Stored records
-------

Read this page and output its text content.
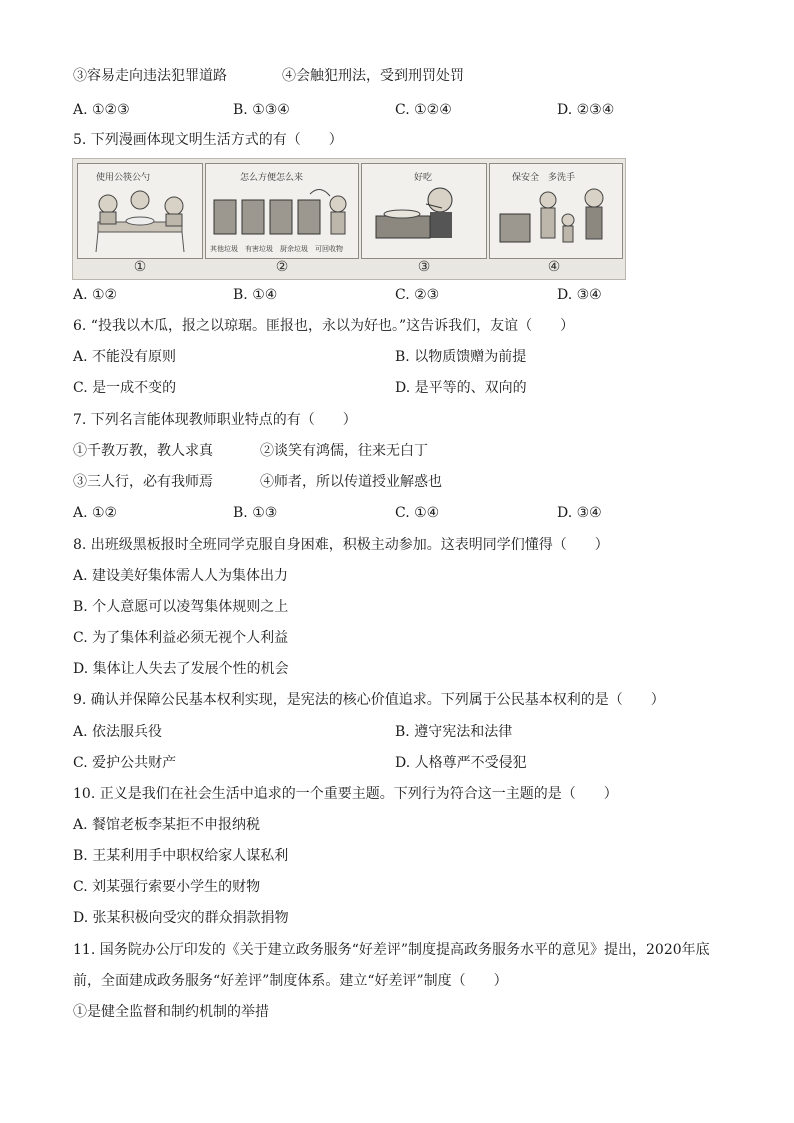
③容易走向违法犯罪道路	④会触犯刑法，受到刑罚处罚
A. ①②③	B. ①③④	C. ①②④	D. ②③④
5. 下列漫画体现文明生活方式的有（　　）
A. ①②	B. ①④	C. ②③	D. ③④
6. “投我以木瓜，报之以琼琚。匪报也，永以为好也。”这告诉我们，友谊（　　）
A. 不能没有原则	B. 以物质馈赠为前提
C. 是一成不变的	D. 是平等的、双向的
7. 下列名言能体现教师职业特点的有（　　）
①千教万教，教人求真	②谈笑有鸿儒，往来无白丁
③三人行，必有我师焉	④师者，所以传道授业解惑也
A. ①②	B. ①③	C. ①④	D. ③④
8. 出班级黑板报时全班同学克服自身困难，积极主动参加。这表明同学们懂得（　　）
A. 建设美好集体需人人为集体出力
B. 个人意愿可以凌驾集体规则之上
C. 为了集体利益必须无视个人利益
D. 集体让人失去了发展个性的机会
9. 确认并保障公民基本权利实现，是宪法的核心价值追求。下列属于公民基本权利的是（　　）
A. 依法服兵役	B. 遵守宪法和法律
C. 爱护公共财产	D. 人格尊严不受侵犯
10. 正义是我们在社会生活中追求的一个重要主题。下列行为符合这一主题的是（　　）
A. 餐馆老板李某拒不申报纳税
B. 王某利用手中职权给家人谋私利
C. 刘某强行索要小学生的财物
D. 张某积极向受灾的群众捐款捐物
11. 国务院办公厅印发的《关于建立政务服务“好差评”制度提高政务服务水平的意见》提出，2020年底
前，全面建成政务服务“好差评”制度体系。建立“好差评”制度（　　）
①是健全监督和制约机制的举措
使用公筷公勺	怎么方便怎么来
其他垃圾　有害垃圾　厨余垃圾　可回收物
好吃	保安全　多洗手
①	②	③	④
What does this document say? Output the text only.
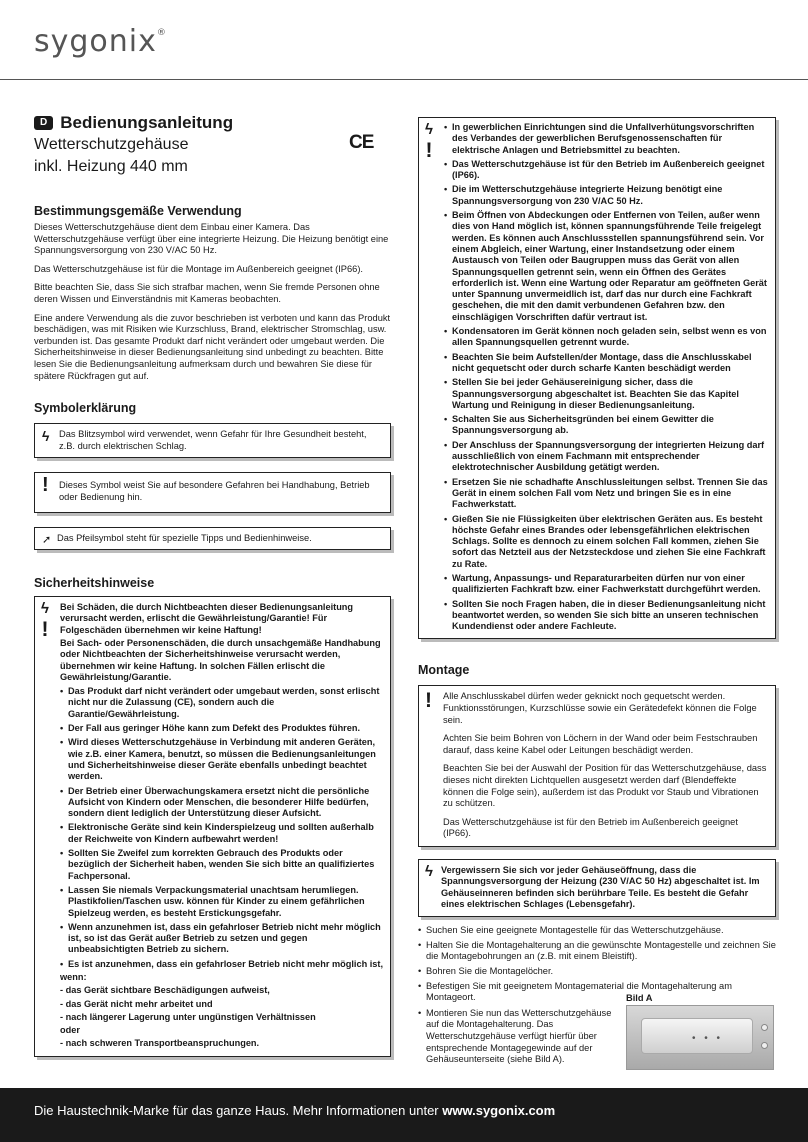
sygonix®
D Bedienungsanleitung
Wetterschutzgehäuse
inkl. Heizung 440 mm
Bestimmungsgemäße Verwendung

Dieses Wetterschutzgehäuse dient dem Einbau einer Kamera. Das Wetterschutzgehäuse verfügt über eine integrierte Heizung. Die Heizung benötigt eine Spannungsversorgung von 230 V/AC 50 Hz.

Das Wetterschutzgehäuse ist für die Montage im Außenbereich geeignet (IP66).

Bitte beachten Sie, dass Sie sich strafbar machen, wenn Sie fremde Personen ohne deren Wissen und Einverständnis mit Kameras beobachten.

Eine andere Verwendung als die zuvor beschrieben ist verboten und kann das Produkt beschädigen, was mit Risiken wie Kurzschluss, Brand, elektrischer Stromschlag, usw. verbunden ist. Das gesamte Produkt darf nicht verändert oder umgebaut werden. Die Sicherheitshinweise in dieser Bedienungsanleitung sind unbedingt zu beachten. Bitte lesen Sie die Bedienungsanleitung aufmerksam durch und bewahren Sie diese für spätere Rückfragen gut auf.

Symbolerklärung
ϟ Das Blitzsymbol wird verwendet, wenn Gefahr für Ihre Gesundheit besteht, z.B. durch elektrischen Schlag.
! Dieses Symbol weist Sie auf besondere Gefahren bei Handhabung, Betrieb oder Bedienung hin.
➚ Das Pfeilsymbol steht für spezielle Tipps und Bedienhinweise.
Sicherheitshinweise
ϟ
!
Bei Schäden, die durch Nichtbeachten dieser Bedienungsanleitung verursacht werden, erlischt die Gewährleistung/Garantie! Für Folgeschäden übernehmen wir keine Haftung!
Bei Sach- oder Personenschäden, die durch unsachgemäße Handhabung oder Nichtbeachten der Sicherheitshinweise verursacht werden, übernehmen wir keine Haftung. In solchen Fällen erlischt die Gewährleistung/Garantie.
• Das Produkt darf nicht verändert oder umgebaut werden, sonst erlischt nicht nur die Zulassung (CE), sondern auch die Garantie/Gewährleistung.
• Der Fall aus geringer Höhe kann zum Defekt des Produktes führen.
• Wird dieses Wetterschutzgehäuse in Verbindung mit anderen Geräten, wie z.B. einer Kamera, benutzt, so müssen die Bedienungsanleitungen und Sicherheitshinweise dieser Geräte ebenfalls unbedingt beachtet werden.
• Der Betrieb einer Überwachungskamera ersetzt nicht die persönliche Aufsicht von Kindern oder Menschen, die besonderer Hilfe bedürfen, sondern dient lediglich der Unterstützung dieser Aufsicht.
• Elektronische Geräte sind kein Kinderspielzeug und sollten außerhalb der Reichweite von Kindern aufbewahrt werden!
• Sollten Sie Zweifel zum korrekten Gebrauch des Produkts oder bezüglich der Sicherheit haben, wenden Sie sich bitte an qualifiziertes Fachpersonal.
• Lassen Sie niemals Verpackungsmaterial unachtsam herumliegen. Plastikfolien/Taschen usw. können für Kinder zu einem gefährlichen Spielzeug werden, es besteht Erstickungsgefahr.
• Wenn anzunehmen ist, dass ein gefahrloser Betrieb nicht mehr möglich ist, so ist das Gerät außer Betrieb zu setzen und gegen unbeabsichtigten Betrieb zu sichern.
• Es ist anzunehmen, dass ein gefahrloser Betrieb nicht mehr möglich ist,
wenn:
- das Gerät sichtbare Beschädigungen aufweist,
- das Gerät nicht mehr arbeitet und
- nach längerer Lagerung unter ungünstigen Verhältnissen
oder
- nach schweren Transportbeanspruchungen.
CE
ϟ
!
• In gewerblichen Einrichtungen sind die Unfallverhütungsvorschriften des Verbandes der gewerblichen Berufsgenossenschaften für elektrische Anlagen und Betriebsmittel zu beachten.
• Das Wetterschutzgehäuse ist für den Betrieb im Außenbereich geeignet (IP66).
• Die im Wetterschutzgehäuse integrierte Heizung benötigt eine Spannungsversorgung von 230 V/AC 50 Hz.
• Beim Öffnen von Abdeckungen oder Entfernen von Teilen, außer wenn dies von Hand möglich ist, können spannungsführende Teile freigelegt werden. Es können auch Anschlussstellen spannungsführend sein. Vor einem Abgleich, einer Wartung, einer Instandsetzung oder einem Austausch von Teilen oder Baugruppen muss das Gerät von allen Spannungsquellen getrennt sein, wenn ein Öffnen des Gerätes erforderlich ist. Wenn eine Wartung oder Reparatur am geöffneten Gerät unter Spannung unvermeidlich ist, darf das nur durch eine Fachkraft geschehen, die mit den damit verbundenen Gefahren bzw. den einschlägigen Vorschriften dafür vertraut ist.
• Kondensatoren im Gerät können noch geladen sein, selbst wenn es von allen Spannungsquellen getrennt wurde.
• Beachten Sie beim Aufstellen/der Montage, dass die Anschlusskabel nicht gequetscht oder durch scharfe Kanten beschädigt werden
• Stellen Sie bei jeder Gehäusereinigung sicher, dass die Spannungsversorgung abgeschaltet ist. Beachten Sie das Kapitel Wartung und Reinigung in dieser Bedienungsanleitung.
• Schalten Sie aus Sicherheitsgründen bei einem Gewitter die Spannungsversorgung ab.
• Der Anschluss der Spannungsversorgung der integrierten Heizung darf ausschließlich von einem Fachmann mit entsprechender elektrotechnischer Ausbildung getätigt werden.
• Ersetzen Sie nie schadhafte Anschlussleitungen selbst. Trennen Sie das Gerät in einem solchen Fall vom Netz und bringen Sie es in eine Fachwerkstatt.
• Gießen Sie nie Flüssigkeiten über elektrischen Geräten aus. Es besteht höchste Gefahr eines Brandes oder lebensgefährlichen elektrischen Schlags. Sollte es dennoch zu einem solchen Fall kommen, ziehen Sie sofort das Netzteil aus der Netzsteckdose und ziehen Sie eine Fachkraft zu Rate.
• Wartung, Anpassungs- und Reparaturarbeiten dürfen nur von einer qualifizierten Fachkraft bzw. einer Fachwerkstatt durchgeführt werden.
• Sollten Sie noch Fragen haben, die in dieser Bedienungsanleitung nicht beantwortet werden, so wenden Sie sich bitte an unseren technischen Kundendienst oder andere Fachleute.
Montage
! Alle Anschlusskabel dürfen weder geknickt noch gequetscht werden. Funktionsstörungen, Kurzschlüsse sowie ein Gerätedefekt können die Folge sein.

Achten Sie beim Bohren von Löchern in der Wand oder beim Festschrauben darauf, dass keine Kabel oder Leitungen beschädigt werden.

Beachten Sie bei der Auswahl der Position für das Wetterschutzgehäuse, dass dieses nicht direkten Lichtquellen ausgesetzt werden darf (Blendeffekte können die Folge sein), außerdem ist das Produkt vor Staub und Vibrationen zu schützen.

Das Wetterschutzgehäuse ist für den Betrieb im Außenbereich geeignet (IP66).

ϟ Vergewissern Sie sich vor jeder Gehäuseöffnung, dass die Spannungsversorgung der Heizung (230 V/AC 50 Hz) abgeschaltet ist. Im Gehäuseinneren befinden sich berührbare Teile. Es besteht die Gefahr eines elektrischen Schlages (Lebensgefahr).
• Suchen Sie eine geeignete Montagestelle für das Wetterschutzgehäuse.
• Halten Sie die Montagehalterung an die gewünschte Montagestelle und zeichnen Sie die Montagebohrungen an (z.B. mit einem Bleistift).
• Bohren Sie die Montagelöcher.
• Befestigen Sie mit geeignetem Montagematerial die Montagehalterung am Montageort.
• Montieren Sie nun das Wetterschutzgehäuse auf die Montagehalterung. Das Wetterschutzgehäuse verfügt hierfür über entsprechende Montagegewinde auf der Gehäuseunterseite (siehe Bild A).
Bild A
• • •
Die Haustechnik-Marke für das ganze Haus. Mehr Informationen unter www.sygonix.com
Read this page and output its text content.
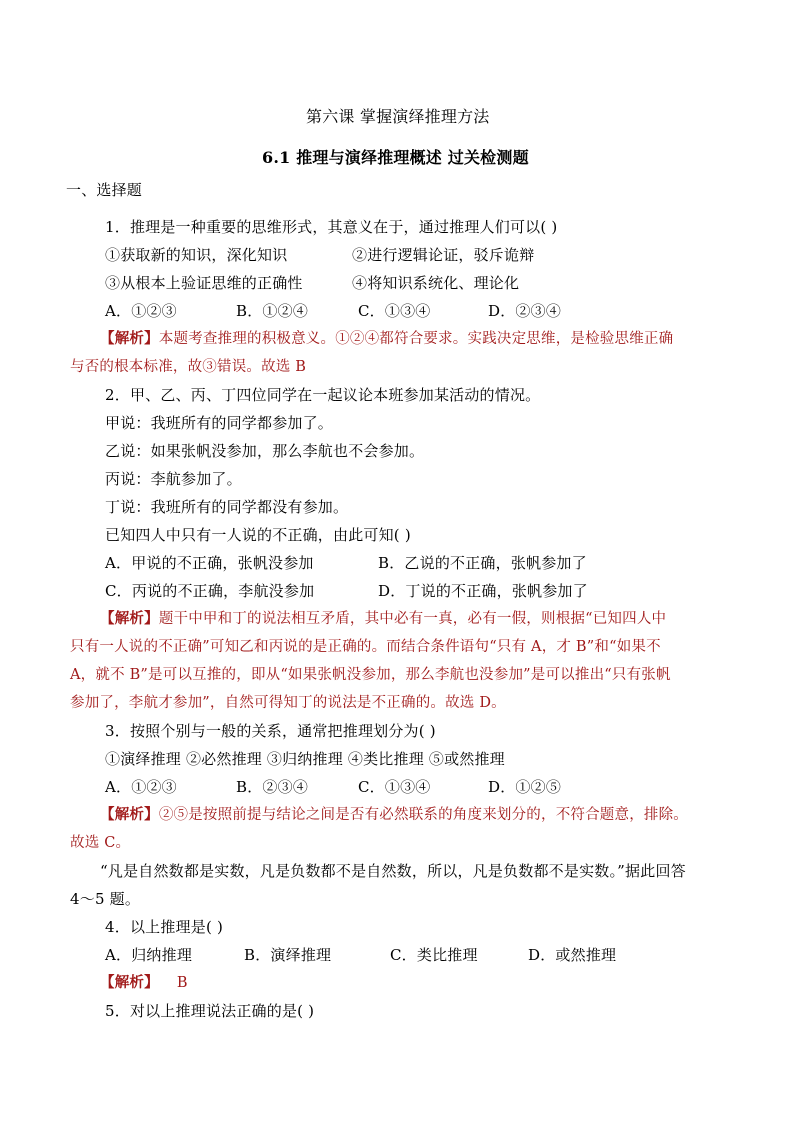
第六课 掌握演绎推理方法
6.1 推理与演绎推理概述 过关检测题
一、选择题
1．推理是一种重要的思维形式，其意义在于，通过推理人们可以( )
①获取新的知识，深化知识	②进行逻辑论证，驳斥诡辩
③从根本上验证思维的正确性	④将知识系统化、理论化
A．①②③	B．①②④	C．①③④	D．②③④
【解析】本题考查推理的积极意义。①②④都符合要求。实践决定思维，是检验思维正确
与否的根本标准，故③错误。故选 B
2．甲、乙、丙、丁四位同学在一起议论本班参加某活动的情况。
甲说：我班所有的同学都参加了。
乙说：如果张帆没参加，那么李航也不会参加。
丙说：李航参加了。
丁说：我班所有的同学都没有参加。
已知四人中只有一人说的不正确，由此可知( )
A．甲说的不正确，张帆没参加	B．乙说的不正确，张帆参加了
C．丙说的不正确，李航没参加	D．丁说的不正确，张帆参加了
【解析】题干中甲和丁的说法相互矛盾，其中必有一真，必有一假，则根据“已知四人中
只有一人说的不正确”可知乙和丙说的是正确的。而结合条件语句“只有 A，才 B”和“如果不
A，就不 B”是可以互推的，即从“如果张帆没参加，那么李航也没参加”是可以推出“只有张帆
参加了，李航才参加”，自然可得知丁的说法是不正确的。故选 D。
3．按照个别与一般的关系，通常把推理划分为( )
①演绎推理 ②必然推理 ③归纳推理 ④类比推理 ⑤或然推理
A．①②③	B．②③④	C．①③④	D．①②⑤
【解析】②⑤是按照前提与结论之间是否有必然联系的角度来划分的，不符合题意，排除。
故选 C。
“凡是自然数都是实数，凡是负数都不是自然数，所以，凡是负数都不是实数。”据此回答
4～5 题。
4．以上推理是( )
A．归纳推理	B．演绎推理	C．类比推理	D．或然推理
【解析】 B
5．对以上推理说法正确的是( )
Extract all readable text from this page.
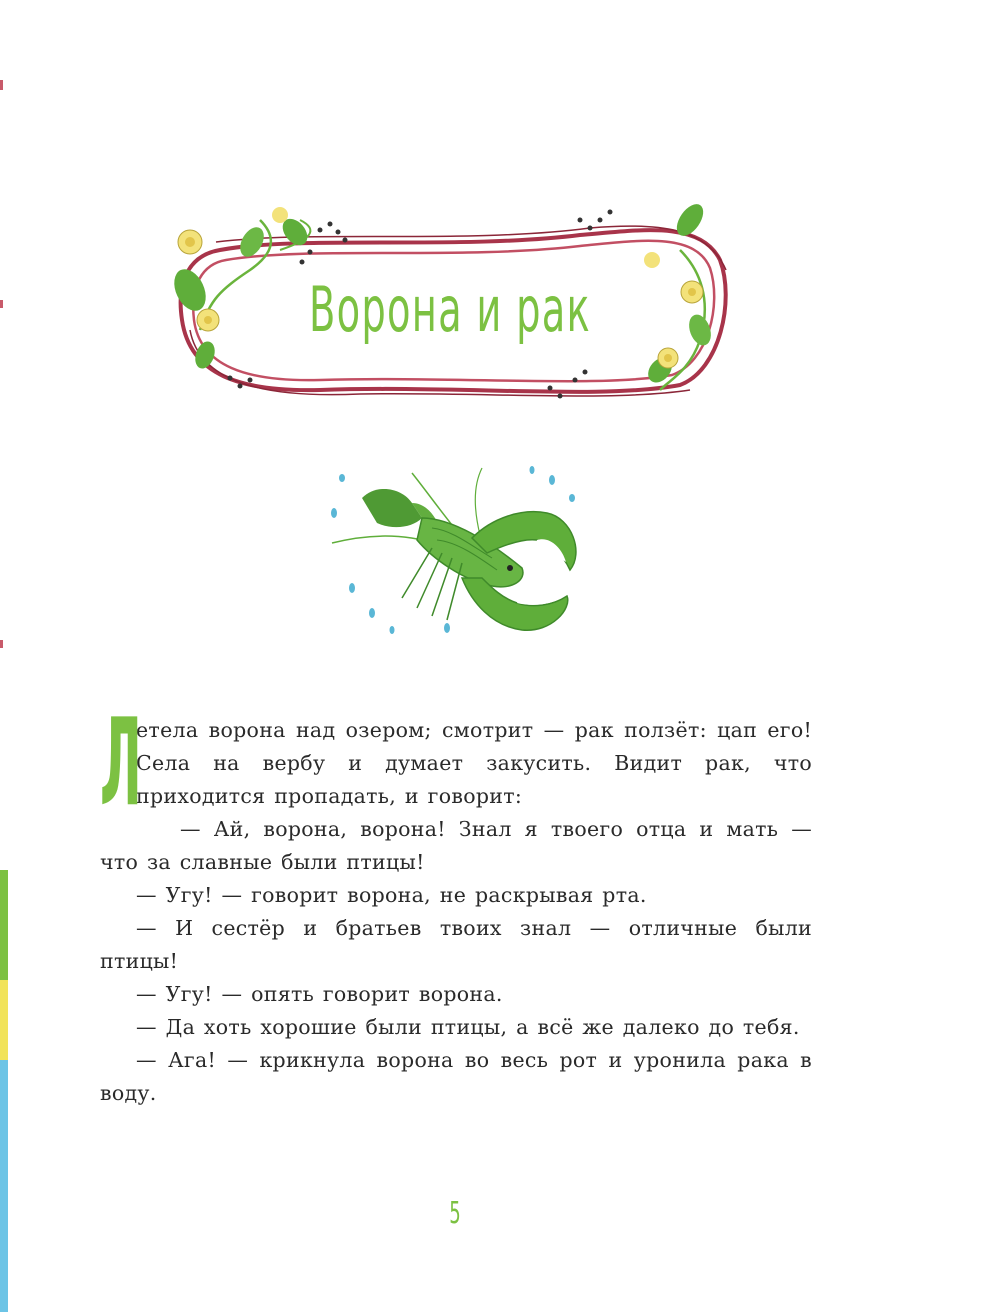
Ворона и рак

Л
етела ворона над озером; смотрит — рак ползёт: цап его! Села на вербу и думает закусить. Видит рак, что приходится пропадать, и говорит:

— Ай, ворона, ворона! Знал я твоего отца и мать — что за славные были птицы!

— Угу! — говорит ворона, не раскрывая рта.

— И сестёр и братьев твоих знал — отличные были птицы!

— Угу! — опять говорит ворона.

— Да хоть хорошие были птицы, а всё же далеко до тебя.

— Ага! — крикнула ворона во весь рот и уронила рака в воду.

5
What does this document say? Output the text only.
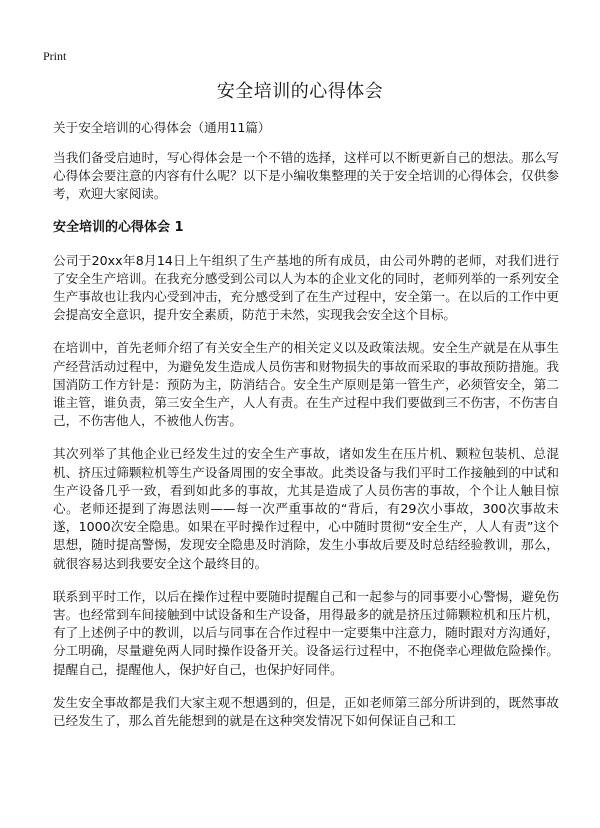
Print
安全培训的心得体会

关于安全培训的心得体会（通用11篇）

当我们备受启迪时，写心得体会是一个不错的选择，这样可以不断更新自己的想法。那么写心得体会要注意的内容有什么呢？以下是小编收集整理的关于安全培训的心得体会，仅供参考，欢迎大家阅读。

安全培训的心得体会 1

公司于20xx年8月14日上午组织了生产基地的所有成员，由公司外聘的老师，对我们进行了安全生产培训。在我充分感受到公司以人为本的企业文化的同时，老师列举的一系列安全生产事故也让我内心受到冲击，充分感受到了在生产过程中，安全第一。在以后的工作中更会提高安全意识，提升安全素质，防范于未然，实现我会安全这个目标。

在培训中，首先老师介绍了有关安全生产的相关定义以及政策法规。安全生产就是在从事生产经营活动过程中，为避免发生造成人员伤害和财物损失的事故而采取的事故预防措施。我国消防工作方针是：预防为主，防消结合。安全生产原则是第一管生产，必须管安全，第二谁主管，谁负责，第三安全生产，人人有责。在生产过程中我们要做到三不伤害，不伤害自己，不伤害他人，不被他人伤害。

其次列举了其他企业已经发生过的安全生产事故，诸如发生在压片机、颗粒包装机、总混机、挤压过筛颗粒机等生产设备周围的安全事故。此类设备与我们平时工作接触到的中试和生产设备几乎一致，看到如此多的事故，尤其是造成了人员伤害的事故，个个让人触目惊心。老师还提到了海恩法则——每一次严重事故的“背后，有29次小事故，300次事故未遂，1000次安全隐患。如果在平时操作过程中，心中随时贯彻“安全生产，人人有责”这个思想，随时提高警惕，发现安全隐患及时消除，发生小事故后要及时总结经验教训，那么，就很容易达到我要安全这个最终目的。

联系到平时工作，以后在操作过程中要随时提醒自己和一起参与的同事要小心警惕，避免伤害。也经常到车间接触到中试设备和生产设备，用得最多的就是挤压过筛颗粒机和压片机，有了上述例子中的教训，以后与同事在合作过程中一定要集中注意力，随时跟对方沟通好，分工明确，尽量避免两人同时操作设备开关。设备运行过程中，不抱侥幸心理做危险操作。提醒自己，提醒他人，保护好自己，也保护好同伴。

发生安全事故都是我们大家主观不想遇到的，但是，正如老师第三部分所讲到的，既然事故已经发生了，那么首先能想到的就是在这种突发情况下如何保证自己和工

-------

AIM
Scan the listing above for the word "beschädigt" and copy every line that holds it.

WORKED SOLUTION
• Beachten Sie beim Aufstellen/der Montage, dass die Anschlusskabel nicht gequetscht oder durch scharfe Kanten beschädigt werden
Achten Sie beim Bohren von Löchern in der Wand oder beim Festschrauben darauf, dass keine Kabel oder Leitungen beschädigt werden.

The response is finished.